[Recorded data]
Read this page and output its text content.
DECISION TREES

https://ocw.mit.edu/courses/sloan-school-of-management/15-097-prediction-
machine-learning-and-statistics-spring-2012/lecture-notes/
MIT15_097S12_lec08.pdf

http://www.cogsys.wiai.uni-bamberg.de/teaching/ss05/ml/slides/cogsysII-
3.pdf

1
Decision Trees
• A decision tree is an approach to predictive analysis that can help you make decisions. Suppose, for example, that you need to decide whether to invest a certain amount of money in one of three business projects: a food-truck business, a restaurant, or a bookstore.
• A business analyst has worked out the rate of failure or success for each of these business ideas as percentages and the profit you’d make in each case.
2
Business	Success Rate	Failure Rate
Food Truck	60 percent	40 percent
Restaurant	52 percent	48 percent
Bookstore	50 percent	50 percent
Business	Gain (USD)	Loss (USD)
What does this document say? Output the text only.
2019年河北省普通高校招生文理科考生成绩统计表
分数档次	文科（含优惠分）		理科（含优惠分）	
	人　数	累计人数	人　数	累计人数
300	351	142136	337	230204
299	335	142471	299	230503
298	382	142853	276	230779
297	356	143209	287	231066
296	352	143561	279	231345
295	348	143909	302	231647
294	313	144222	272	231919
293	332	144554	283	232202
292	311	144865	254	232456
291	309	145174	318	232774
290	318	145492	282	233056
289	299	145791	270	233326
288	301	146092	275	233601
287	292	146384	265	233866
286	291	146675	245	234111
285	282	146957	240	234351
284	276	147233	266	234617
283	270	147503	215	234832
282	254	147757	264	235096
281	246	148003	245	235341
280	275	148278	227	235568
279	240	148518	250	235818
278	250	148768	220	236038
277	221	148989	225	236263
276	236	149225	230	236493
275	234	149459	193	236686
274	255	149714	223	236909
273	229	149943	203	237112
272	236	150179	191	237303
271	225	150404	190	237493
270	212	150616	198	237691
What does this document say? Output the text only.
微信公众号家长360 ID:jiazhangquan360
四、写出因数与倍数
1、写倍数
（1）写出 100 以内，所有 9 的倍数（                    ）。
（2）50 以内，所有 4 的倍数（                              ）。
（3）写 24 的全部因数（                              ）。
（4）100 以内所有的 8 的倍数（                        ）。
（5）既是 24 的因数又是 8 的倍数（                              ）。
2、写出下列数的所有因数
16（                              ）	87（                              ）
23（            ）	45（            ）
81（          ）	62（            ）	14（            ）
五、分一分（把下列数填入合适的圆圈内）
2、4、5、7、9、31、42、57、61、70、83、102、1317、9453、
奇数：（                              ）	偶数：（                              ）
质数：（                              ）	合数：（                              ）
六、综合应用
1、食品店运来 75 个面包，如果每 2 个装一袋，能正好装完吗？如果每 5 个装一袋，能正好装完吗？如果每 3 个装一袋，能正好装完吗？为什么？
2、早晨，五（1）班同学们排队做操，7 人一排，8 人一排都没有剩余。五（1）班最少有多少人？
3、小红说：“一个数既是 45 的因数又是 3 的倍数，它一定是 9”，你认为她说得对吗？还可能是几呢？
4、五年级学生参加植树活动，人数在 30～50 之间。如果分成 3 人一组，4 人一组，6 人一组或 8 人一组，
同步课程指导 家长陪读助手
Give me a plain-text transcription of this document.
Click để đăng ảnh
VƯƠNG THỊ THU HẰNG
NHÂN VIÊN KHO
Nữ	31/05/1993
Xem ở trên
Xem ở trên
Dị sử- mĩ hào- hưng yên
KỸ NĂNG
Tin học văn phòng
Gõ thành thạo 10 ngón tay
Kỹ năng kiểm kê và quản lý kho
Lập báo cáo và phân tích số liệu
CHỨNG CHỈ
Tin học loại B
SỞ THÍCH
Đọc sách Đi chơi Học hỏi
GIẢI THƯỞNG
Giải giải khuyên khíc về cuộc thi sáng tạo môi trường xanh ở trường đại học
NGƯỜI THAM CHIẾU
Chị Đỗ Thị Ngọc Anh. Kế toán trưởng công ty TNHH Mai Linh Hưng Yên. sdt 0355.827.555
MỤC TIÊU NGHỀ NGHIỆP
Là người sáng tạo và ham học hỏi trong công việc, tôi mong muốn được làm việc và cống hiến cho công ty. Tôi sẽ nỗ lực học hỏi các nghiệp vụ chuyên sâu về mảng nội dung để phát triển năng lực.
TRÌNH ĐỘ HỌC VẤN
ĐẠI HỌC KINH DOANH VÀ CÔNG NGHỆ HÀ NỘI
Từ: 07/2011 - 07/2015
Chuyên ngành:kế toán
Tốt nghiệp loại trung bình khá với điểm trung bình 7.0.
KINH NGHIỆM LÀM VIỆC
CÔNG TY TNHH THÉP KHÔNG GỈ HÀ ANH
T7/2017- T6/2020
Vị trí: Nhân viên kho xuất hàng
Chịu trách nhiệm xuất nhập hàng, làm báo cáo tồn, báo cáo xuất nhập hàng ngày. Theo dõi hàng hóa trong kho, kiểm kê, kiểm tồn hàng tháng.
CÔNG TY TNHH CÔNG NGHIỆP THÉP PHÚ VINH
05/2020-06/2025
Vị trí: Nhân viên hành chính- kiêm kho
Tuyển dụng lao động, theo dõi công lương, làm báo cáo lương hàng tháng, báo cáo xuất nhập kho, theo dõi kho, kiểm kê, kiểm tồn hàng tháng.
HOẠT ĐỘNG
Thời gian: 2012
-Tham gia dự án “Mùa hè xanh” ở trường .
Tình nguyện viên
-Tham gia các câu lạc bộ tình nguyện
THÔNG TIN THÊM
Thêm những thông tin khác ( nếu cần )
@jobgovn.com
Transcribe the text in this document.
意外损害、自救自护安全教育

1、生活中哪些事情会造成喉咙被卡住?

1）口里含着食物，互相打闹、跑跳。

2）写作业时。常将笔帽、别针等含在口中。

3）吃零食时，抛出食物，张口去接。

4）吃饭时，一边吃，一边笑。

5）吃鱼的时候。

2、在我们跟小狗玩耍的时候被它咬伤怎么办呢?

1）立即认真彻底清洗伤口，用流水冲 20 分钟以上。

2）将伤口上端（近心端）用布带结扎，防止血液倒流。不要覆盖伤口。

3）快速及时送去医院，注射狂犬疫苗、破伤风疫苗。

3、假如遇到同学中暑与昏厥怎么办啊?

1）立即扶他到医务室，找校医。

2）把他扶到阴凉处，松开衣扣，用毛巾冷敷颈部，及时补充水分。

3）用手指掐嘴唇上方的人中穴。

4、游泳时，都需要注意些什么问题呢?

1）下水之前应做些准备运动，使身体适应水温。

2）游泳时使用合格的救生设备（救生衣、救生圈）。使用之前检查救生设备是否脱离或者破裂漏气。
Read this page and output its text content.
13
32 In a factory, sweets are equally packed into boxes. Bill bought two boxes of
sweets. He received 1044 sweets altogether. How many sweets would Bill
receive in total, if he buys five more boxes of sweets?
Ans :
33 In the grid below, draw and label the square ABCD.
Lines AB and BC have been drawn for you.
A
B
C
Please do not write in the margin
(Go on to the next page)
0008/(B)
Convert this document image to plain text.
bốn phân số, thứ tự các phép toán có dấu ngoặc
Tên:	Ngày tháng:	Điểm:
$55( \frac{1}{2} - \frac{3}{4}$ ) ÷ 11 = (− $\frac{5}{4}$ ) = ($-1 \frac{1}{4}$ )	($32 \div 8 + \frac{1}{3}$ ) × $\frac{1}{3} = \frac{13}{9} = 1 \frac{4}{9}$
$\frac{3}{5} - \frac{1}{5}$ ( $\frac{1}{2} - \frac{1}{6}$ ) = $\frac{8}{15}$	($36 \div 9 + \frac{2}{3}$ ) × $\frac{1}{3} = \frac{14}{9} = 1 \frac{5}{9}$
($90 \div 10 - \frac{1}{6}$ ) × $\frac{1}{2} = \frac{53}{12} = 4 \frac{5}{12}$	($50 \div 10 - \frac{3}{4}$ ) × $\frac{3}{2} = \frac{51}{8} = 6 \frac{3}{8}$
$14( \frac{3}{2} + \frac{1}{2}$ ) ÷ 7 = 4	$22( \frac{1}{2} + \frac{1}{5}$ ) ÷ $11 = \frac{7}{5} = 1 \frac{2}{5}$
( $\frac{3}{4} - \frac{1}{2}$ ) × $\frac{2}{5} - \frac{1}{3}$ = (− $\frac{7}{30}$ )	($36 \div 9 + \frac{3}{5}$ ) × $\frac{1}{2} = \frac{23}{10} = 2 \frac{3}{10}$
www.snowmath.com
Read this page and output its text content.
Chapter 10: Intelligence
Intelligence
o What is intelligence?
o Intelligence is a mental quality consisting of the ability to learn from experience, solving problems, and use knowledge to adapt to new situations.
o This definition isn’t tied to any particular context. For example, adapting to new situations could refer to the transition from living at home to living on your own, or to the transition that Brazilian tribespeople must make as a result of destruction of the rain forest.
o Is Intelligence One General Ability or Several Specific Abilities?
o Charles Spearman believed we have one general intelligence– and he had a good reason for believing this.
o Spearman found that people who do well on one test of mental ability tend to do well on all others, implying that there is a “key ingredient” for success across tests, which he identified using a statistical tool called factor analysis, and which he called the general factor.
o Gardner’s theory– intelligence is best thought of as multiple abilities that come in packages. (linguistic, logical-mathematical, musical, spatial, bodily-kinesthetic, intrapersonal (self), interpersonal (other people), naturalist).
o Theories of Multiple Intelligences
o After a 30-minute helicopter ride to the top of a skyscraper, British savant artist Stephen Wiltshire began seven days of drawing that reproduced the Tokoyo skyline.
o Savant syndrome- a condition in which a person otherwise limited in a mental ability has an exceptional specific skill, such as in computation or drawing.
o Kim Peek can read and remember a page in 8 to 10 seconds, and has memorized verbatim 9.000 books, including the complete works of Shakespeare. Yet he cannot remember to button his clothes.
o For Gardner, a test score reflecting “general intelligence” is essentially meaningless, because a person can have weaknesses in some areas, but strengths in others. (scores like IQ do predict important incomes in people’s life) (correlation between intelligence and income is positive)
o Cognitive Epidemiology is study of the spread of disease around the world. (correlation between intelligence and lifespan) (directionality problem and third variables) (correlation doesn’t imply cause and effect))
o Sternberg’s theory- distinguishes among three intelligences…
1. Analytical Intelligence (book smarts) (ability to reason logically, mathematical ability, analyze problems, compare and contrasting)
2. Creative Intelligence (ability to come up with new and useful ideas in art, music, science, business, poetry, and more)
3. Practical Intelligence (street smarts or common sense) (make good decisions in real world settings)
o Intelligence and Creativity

Your goal: State the count of lines that contain the string "的因数又是". Nothing else is needed.

Solution: 2